## Task
Give the number of lines in the listing below that include the word "Earnings", with nothing more.

Chart and figure data
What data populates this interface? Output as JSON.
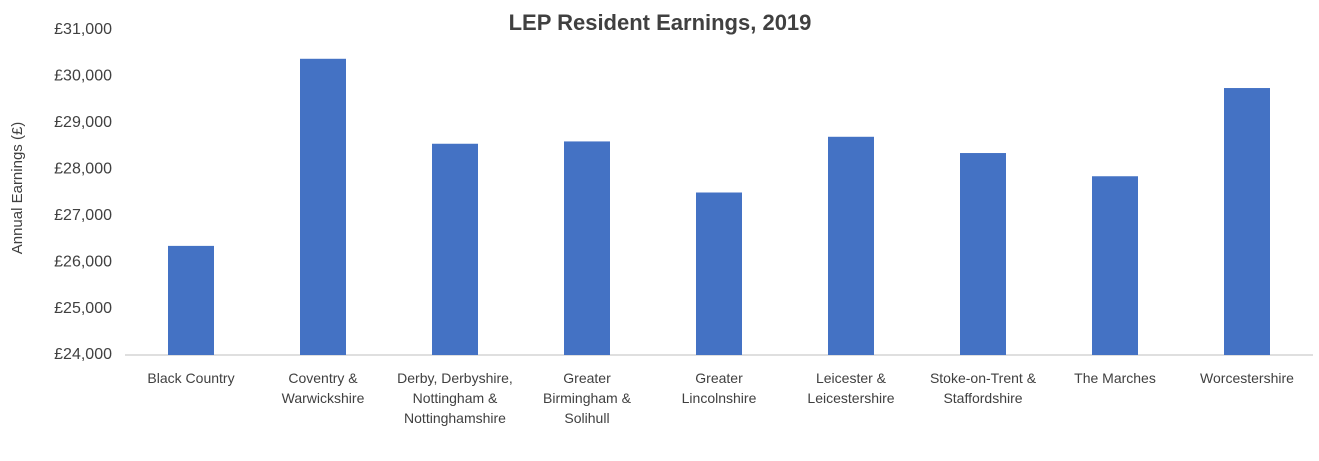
{
  "chart_data": {
    "type": "bar",
    "title": "LEP Resident Earnings, 2019",
    "y_label": "Annual Earnings (£)",
    "categories": [
      "Black Country",
      "Coventry & Warwickshire",
      "Derby, Derbyshire, Nottingham & Nottinghamshire",
      "Greater Birmingham & Solihull",
      "Greater Lincolnshire",
      "Leicester & Leicestershire",
      "Stoke-on-Trent & Staffordshire",
      "The Marches",
      "Worcestershire"
    ],
    "values": [
      26350,
      30380,
      28550,
      28600,
      27500,
      28700,
      28350,
      27850,
      29750
    ],
    "color": "#4472c4",
    "ylim": [
      24000,
      31000
    ],
    "yticks": [
      {
        "value": 24000,
        "label": "£24,000"
      },
      {
        "value": 25000,
        "label": "£25,000"
      },
      {
        "value": 26000,
        "label": "£26,000"
      },
      {
        "value": 27000,
        "label": "£27,000"
      },
      {
        "value": 28000,
        "label": "£28,000"
      },
      {
        "value": 29000,
        "label": "£29,000"
      },
      {
        "value": 30000,
        "label": "£30,000"
      },
      {
        "value": 31000,
        "label": "£31,000"
      }
    ],
    "grid": false
  }
}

## The solution
2